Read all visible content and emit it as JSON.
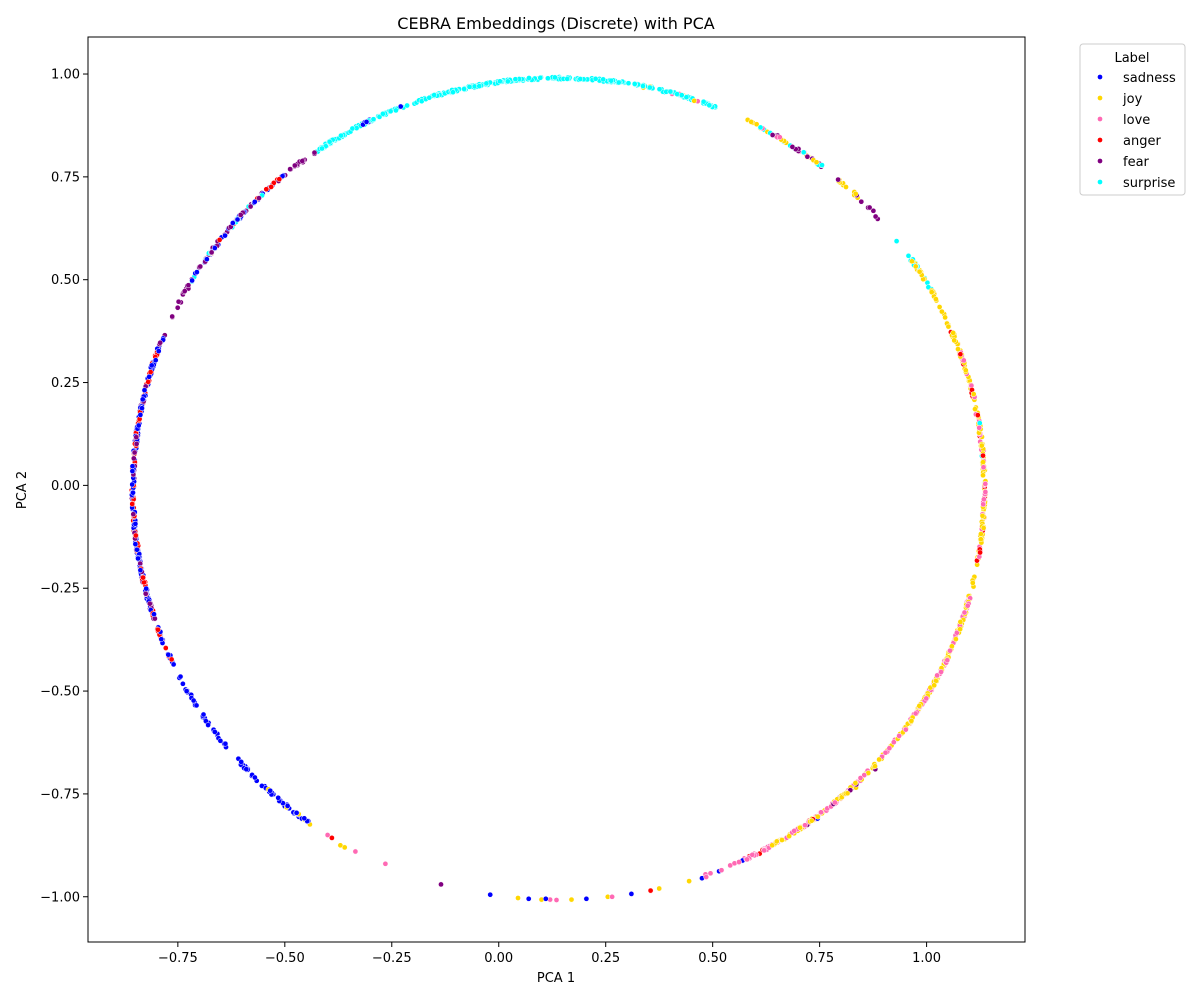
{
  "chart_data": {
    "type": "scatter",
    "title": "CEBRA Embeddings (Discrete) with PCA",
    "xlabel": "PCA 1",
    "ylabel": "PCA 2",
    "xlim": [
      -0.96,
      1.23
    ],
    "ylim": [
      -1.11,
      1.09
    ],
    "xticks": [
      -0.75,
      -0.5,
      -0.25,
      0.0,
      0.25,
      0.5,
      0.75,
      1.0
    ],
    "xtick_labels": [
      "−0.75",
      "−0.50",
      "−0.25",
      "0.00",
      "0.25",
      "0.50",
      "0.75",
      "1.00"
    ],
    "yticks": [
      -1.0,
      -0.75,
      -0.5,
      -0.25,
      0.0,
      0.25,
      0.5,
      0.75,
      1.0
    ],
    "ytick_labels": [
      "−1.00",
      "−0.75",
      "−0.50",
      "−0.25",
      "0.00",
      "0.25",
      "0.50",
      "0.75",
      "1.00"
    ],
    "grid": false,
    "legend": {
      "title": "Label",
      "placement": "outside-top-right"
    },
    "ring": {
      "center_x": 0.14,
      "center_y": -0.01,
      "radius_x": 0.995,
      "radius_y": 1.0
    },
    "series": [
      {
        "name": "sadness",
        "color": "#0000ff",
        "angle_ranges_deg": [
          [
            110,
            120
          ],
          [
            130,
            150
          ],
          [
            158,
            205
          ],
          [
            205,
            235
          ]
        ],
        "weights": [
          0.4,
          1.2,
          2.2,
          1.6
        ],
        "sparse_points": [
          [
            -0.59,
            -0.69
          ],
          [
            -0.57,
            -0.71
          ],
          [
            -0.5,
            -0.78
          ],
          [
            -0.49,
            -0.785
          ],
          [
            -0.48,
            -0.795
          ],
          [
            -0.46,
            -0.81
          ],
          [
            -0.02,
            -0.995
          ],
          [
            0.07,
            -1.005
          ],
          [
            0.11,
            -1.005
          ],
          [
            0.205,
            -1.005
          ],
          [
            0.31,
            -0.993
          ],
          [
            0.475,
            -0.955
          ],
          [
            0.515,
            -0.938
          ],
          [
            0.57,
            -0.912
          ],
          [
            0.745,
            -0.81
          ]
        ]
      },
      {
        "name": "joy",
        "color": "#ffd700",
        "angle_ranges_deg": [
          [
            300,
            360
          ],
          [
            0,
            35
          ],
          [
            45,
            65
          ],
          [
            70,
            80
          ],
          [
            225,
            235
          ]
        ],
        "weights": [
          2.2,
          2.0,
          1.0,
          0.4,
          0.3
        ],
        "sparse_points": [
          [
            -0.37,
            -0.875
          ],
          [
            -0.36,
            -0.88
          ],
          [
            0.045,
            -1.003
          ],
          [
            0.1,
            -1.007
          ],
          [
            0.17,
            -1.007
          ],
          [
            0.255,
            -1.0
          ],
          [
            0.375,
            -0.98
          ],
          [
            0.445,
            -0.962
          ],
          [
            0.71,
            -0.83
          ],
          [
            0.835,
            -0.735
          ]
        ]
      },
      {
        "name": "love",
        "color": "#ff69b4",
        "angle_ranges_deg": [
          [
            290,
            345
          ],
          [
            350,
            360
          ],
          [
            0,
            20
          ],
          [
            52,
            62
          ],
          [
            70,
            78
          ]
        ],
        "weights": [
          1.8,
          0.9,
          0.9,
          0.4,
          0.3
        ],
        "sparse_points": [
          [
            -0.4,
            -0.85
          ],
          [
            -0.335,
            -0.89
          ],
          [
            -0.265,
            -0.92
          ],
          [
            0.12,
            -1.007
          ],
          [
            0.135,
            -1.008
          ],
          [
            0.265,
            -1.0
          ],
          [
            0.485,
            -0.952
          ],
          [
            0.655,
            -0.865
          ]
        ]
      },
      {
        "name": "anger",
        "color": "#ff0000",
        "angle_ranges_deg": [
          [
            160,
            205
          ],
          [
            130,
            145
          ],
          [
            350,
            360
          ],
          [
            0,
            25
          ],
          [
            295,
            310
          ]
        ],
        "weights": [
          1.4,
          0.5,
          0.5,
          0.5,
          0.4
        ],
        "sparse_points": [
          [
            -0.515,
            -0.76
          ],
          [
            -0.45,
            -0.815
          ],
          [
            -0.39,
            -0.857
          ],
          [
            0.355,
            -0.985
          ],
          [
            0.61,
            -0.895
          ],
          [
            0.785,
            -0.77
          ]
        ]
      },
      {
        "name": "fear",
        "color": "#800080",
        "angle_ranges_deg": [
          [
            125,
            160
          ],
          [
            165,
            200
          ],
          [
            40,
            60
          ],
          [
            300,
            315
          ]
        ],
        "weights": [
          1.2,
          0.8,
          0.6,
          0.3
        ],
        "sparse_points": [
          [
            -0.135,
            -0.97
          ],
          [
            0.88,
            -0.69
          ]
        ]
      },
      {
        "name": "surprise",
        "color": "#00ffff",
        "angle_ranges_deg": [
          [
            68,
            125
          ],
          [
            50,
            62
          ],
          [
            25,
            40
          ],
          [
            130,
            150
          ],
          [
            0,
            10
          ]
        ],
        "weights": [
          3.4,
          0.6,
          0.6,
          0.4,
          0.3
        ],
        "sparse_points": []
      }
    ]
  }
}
○ ○ ○
Written problem –
Retype the listing exactly. Pictures do not belong in the copy.

Answer below –
Read all visible content and emit it as JSON.
{
  "chart_data": {
    "type": "scatter",
    "title": "CEBRA Embeddings (Discrete) with PCA",
    "xlabel": "PCA 1",
    "ylabel": "PCA 2",
    "xlim": [
      -0.96,
      1.23
    ],
    "ylim": [
      -1.11,
      1.09
    ],
    "xticks": [
      -0.75,
      -0.5,
      -0.25,
      0.0,
      0.25,
      0.5,
      0.75,
      1.0
    ],
    "xtick_labels": [
      "−0.75",
      "−0.50",
      "−0.25",
      "0.00",
      "0.25",
      "0.50",
      "0.75",
      "1.00"
    ],
    "yticks": [
      -1.0,
      -0.75,
      -0.5,
      -0.25,
      0.0,
      0.25,
      0.5,
      0.75,
      1.0
    ],
    "ytick_labels": [
      "−1.00",
      "−0.75",
      "−0.50",
      "−0.25",
      "0.00",
      "0.25",
      "0.50",
      "0.75",
      "1.00"
    ],
    "grid": false,
    "legend": {
      "title": "Label",
      "placement": "outside-top-right"
    },
    "ring": {
      "center_x": 0.14,
      "center_y": -0.01,
      "radius_x": 0.995,
      "radius_y": 1.0
    },
    "series": [
      {
        "name": "sadness",
        "color": "#0000ff",
        "angle_ranges_deg": [
          [
            110,
            120
          ],
          [
            130,
            150
          ],
          [
            158,
            205
          ],
          [
            205,
            235
          ]
        ],
        "weights": [
          0.4,
          1.2,
          2.2,
          1.6
        ],
        "sparse_points": [
          [
            -0.59,
            -0.69
          ],
          [
            -0.57,
            -0.71
          ],
          [
            -0.5,
            -0.78
          ],
          [
            -0.49,
            -0.785
          ],
          [
            -0.48,
            -0.795
          ],
          [
            -0.46,
            -0.81
          ],
          [
            -0.02,
            -0.995
          ],
          [
            0.07,
            -1.005
          ],
          [
            0.11,
            -1.005
          ],
          [
            0.205,
            -1.005
          ],
          [
            0.31,
            -0.993
          ],
          [
            0.475,
            -0.955
          ],
          [
            0.515,
            -0.938
          ],
          [
            0.57,
            -0.912
          ],
          [
            0.745,
            -0.81
          ]
        ]
      },
      {
        "name": "joy",
        "color": "#ffd700",
        "angle_ranges_deg": [
          [
            300,
            360
          ],
          [
            0,
            35
          ],
          [
            45,
            65
          ],
          [
            70,
            80
          ],
          [
            225,
            235
          ]
        ],
        "weights": [
          2.2,
          2.0,
          1.0,
          0.4,
          0.3
        ],
        "sparse_points": [
          [
            -0.37,
            -0.875
          ],
          [
            -0.36,
            -0.88
          ],
          [
            0.045,
            -1.003
          ],
          [
            0.1,
            -1.007
          ],
          [
            0.17,
            -1.007
          ],
          [
            0.255,
            -1.0
          ],
          [
            0.375,
            -0.98
          ],
          [
            0.445,
            -0.962
          ],
          [
            0.71,
            -0.83
          ],
          [
            0.835,
            -0.735
          ]
        ]
      },
      {
        "name": "love",
        "color": "#ff69b4",
        "angle_ranges_deg": [
          [
            290,
            345
          ],
          [
            350,
            360
          ],
          [
            0,
            20
          ],
          [
            52,
            62
          ],
          [
            70,
            78
          ]
        ],
        "weights": [
          1.8,
          0.9,
          0.9,
          0.4,
          0.3
        ],
        "sparse_points": [
          [
            -0.4,
            -0.85
          ],
          [
            -0.335,
            -0.89
          ],
          [
            -0.265,
            -0.92
          ],
          [
            0.12,
            -1.007
          ],
          [
            0.135,
            -1.008
          ],
          [
            0.265,
            -1.0
          ],
          [
            0.485,
            -0.952
          ],
          [
            0.655,
            -0.865
          ]
        ]
      },
      {
        "name": "anger",
        "color": "#ff0000",
        "angle_ranges_deg": [
          [
            160,
            205
          ],
          [
            130,
            145
          ],
          [
            350,
            360
          ],
          [
            0,
            25
          ],
          [
            295,
            310
          ]
        ],
        "weights": [
          1.4,
          0.5,
          0.5,
          0.5,
          0.4
        ],
        "sparse_points": [
          [
            -0.515,
            -0.76
          ],
          [
            -0.45,
            -0.815
          ],
          [
            -0.39,
            -0.857
          ],
          [
            0.355,
            -0.985
          ],
          [
            0.61,
            -0.895
          ],
          [
            0.785,
            -0.77
          ]
        ]
      },
      {
        "name": "fear",
        "color": "#800080",
        "angle_ranges_deg": [
          [
            125,
            160
          ],
          [
            165,
            200
          ],
          [
            40,
            60
          ],
          [
            300,
            315
          ]
        ],
        "weights": [
          1.2,
          0.8,
          0.6,
          0.3
        ],
        "sparse_points": [
          [
            -0.135,
            -0.97
          ],
          [
            0.88,
            -0.69
          ]
        ]
      },
      {
        "name": "surprise",
        "color": "#00ffff",
        "angle_ranges_deg": [
          [
            68,
            125
          ],
          [
            50,
            62
          ],
          [
            25,
            40
          ],
          [
            130,
            150
          ],
          [
            0,
            10
          ]
        ],
        "weights": [
          3.4,
          0.6,
          0.6,
          0.4,
          0.3
        ],
        "sparse_points": []
      }
    ]
  }
}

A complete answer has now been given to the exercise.